§ Directions: Quote all entries in full, exactly.

§ Input rows:

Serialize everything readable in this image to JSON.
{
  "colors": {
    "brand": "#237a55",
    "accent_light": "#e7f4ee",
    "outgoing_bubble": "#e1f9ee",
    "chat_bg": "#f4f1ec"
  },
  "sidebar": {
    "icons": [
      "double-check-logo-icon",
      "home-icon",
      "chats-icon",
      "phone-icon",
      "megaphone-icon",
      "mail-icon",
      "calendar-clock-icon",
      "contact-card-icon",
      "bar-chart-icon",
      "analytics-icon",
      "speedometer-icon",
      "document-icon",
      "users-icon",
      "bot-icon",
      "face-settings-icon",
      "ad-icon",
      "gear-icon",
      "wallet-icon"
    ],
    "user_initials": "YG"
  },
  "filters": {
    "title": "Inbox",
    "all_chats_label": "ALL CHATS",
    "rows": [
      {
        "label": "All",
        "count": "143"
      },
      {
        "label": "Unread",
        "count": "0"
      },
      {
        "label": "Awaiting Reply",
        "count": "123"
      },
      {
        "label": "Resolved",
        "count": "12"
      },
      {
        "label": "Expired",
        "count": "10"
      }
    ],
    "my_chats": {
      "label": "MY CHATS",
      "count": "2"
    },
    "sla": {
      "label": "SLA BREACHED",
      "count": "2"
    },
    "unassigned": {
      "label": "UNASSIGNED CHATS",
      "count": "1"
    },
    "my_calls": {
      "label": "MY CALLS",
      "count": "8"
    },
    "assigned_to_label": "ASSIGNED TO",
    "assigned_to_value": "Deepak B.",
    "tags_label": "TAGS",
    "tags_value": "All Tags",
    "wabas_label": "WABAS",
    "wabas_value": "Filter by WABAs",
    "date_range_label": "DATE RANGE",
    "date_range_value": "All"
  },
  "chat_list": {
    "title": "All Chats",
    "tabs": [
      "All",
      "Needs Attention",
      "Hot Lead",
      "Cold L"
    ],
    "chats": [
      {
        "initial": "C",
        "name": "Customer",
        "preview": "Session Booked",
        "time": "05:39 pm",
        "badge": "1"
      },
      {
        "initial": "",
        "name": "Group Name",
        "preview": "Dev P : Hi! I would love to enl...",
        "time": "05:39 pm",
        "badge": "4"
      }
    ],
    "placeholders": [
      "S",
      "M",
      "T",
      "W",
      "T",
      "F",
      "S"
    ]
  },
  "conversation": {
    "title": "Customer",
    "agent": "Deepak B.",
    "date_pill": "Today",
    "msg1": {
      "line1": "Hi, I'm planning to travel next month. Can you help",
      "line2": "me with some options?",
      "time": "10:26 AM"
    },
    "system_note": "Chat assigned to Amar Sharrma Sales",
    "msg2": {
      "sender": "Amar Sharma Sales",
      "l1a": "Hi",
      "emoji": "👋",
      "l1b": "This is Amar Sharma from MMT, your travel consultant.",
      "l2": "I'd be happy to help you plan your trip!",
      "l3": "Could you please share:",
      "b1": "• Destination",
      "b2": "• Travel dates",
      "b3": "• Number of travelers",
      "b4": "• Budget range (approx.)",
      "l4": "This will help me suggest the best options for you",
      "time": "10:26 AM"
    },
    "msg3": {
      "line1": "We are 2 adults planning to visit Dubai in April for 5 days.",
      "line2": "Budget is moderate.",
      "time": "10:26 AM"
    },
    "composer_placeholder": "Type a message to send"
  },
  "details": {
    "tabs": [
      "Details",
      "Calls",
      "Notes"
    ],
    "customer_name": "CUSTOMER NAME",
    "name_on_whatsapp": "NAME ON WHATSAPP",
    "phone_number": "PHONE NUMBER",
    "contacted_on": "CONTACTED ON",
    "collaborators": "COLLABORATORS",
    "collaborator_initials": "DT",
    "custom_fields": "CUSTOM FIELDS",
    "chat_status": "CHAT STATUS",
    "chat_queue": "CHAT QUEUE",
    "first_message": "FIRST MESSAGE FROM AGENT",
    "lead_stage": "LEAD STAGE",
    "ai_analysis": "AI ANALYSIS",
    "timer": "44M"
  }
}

§ Response:
Serialize everything readable in this image to JSON.
{
  "colors": {
    "brand": "#237a55",
    "accent_light": "#e7f4ee",
    "outgoing_bubble": "#e1f9ee",
    "chat_bg": "#f4f1ec"
  },
  "sidebar": {
    "icons": [
      "double-check-logo-icon",
      "home-icon",
      "chats-icon",
      "phone-icon",
      "megaphone-icon",
      "mail-icon",
      "calendar-clock-icon",
      "contact-card-icon",
      "bar-chart-icon",
      "analytics-icon",
      "speedometer-icon",
      "document-icon",
      "users-icon",
      "bot-icon",
      "face-settings-icon",
      "ad-icon",
      "gear-icon",
      "wallet-icon"
    ],
    "user_initials": "YG"
  },
  "filters": {
    "title": "Inbox",
    "all_chats_label": "ALL CHATS",
    "rows": [
      {
        "label": "All",
        "count": "143"
      },
      {
        "label": "Unread",
        "count": "0"
      },
      {
        "label": "Awaiting Reply",
        "count": "123"
      },
      {
        "label": "Resolved",
        "count": "12"
      },
      {
        "label": "Expired",
        "count": "10"
      }
    ],
    "my_chats": {
      "label": "MY CHATS",
      "count": "2"
    },
    "sla": {
      "label": "SLA BREACHED",
      "count": "2"
    },
    "unassigned": {
      "label": "UNASSIGNED CHATS",
      "count": "1"
    },
    "my_calls": {
      "label": "MY CALLS",
      "count": "8"
    },
    "assigned_to_label": "ASSIGNED TO",
    "assigned_to_value": "Deepak B.",
    "tags_label": "TAGS",
    "tags_value": "All Tags",
    "wabas_label": "WABAS",
    "wabas_value": "Filter by WABAs",
    "date_range_label": "DATE RANGE",
    "date_range_value": "All"
  },
  "chat_list": {
    "title": "All Chats",
    "tabs": [
      "All",
      "Needs Attention",
      "Hot Lead",
      "Cold L"
    ],
    "chats": [
      {
        "initial": "C",
        "name": "Customer",
        "preview": "Session Booked",
        "time": "05:39 pm",
        "badge": "1"
      },
      {
        "initial": "",
        "name": "Group Name",
        "preview": "Dev P : Hi! I would love to enl...",
        "time": "05:39 pm",
        "badge": "4"
      }
    ],
    "placeholders": [
      "S",
      "M",
      "T",
      "W",
      "T",
      "F",
      "S"
    ]
  },
  "conversation": {
    "title": "Customer",
    "agent": "Deepak B.",
    "date_pill": "Today",
    "msg1": {
      "line1": "Hi, I'm planning to travel next month. Can you help",
      "line2": "me with some options?",
      "time": "10:26 AM"
    },
    "system_note": "Chat assigned to Amar Sharrma Sales",
    "msg2": {
      "sender": "Amar Sharma Sales",
      "l1a": "Hi",
      "emoji": "👋",
      "l1b": "This is Amar Sharma from MMT, your travel consultant.",
      "l2": "I'd be happy to help you plan your trip!",
      "l3": "Could you please share:",
      "b1": "• Destination",
      "b2": "• Travel dates",
      "b3": "• Number of travelers",
      "b4": "• Budget range (approx.)",
      "l4": "This will help me suggest the best options for you",
      "time": "10:26 AM"
    },
    "msg3": {
      "line1": "We are 2 adults planning to visit Dubai in April for 5 days.",
      "line2": "Budget is moderate.",
      "time": "10:26 AM"
    },
    "composer_placeholder": "Type a message to send"
  },
  "details": {
    "tabs": [
      "Details",
      "Calls",
      "Notes"
    ],
    "customer_name": "CUSTOMER NAME",
    "name_on_whatsapp": "NAME ON WHATSAPP",
    "phone_number": "PHONE NUMBER",
    "contacted_on": "CONTACTED ON",
    "collaborators": "COLLABORATORS",
    "collaborator_initials": "DT",
    "custom_fields": "CUSTOM FIELDS",
    "chat_status": "CHAT STATUS",
    "chat_queue": "CHAT QUEUE",
    "first_message": "FIRST MESSAGE FROM AGENT",
    "lead_stage": "LEAD STAGE",
    "ai_analysis": "AI ANALYSIS",
    "timer": "44M"
  }
}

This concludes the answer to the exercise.